*Prompt:*
Without changing a character, return the entries, but not the images they hold.

**** Records

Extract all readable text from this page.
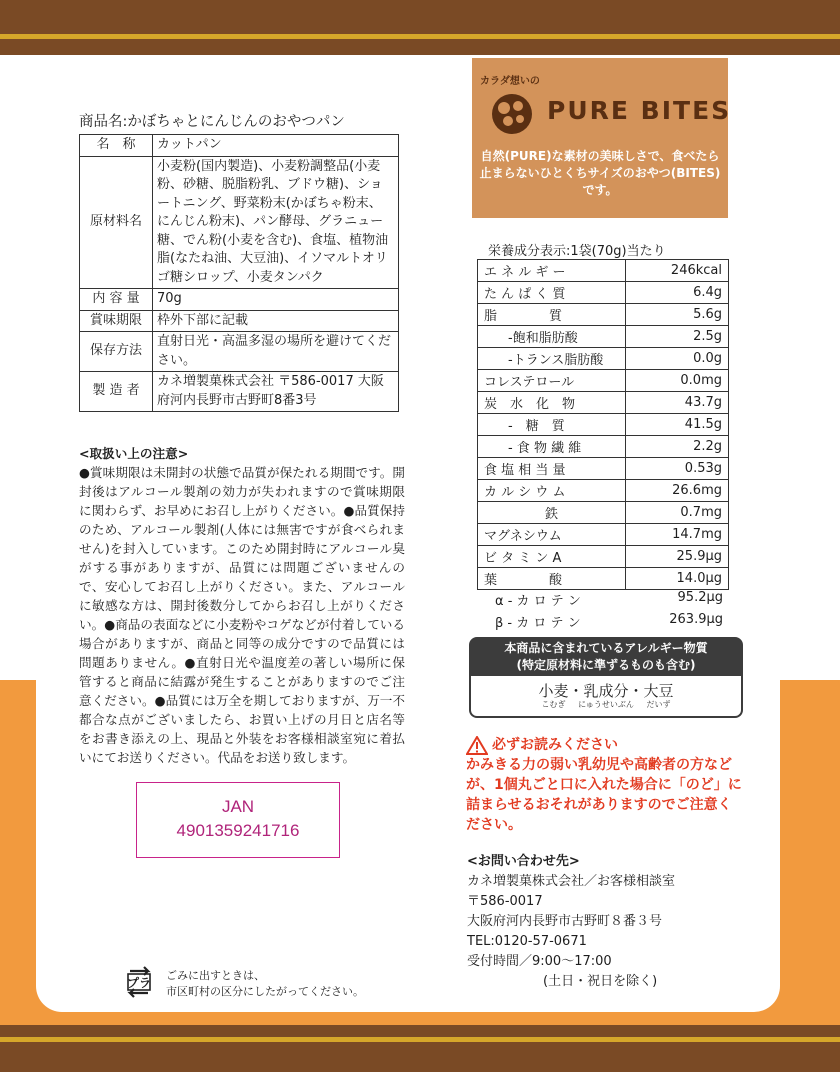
商品名:かぼちゃとにんじんのおやつパン
名　称	カットパン
原材料名	小麦粉(国内製造)、小麦粉調整品(小麦粉、砂糖、脱脂粉乳、ブドウ糖)、ショートニング、野菜粉末(かぼちゃ粉末、にんじん粉末)、パン酵母、グラニュー糖、でん粉(小麦を含む)、食塩、植物油脂(なたね油、大豆油)、イソマルトオリゴ糖シロップ、小麦タンパク
内 容 量	70g
賞味期限	枠外下部に記載
保存方法	直射日光・高温多湿の場所を避けてください。
製 造 者	カネ増製菓株式会社 〒586-0017 大阪府河内長野市古野町8番3号
<取扱い上の注意>
●賞味期限は未開封の状態で品質が保たれる期間です。開封後はアルコール製剤の効力が失われますので賞味期限に関わらず、お早めにお召し上がりください。●品質保持のため、アルコール製剤(人体には無害ですが食べられません)を封入しています。このため開封時にアルコール臭がする事がありますが、品質には問題ございませんので、安心してお召し上がりください。また、アルコールに敏感な方は、開封後数分してからお召し上がりください。●商品の表面などに小麦粉やコゲなどが付着している場合がありますが、商品と同等の成分ですので品質には問題ありません。●直射日光や温度差の著しい場所に保管すると商品に結露が発生することがありますのでご注意ください。●品質には万全を期しておりますが、万一不都合な点がございましたら、お買い上げの月日と店名等をお書き添えの上、現品と外装をお客様相談室宛に着払いにてお送りください。代品をお送り致します。
JAN
4901359241716
プラ
ごみに出すときは、
市区町村の区分にしたがってください。
カラダ想いの
PURE BITES
自然(PURE)な素材の美味しさで、食べたら止まらないひとくちサイズのおやつ(BITES)です。
栄養成分表示:1袋(70g)当たり
エ ネ ル ギ ー	246kcal
た ん ぱ く 質	6.4g
脂　　　　質	5.6g
-飽和脂肪酸	2.5g
-トランス脂肪酸	0.0g
コレステロール	0.0mg
炭　水　化　物	43.7g
-　糖　質	41.5g
- 食 物 繊 維	2.2g
食 塩 相 当 量	0.53g
カ ル シ ウ ム	26.6mg
鉄	0.7mg
マグネシウム	14.7mg
ビ タ ミ ン A	25.9μg
葉　　　　酸	14.0μg
α - カ ロ テ ン	95.2μg
β - カ ロ テ ン	263.9μg
本商品に含まれているアレルギー物質
(特定原材料に準ずるものも含む)
小麦・乳成分・大豆
こむぎ にゅうせいぶん だいず
必ずお読みください
かみきる力の弱い乳幼児や高齢者の方などが、1個丸ごと口に入れた場合に「のど」に詰まらせるおそれがありますのでご注意ください。
<お問い合わせ先>
カネ増製菓株式会社／お客様相談室
〒586-0017
大阪府河内長野市古野町８番３号
TEL:0120-57-0671
受付時間／9:00〜17:00
(土日・祝日を除く)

********

*Response:*
Extract all readable text from this page.
商品名:かぼちゃとにんじんのおやつパン
名　称	カットパン
原材料名	小麦粉(国内製造)、小麦粉調整品(小麦粉、砂糖、脱脂粉乳、ブドウ糖)、ショートニング、野菜粉末(かぼちゃ粉末、にんじん粉末)、パン酵母、グラニュー糖、でん粉(小麦を含む)、食塩、植物油脂(なたね油、大豆油)、イソマルトオリゴ糖シロップ、小麦タンパク
内 容 量	70g
賞味期限	枠外下部に記載
保存方法	直射日光・高温多湿の場所を避けてください。
製 造 者	カネ増製菓株式会社 〒586-0017 大阪府河内長野市古野町8番3号
<取扱い上の注意>
●賞味期限は未開封の状態で品質が保たれる期間です。開封後はアルコール製剤の効力が失われますので賞味期限に関わらず、お早めにお召し上がりください。●品質保持のため、アルコール製剤(人体には無害ですが食べられません)を封入しています。このため開封時にアルコール臭がする事がありますが、品質には問題ございませんので、安心してお召し上がりください。また、アルコールに敏感な方は、開封後数分してからお召し上がりください。●商品の表面などに小麦粉やコゲなどが付着している場合がありますが、商品と同等の成分ですので品質には問題ありません。●直射日光や温度差の著しい場所に保管すると商品に結露が発生することがありますのでご注意ください。●品質には万全を期しておりますが、万一不都合な点がございましたら、お買い上げの月日と店名等をお書き添えの上、現品と外装をお客様相談室宛に着払いにてお送りください。代品をお送り致します。
JAN
4901359241716
プラ
ごみに出すときは、
市区町村の区分にしたがってください。
カラダ想いの
PURE BITES
自然(PURE)な素材の美味しさで、食べたら止まらないひとくちサイズのおやつ(BITES)です。
栄養成分表示:1袋(70g)当たり
エ ネ ル ギ ー	246kcal
た ん ぱ く 質	6.4g
脂　　　　質	5.6g
-飽和脂肪酸	2.5g
-トランス脂肪酸	0.0g
コレステロール	0.0mg
炭　水　化　物	43.7g
-　糖　質	41.5g
- 食 物 繊 維	2.2g
食 塩 相 当 量	0.53g
カ ル シ ウ ム	26.6mg
鉄	0.7mg
マグネシウム	14.7mg
ビ タ ミ ン A	25.9μg
葉　　　　酸	14.0μg
α - カ ロ テ ン	95.2μg
β - カ ロ テ ン	263.9μg
本商品に含まれているアレルギー物質
(特定原材料に準ずるものも含む)
小麦・乳成分・大豆
こむぎ にゅうせいぶん だいず
必ずお読みください
かみきる力の弱い乳幼児や高齢者の方などが、1個丸ごと口に入れた場合に「のど」に詰まらせるおそれがありますのでご注意ください。
<お問い合わせ先>
カネ増製菓株式会社／お客様相談室
〒586-0017
大阪府河内長野市古野町８番３号
TEL:0120-57-0671
受付時間／9:00〜17:00
(土日・祝日を除く)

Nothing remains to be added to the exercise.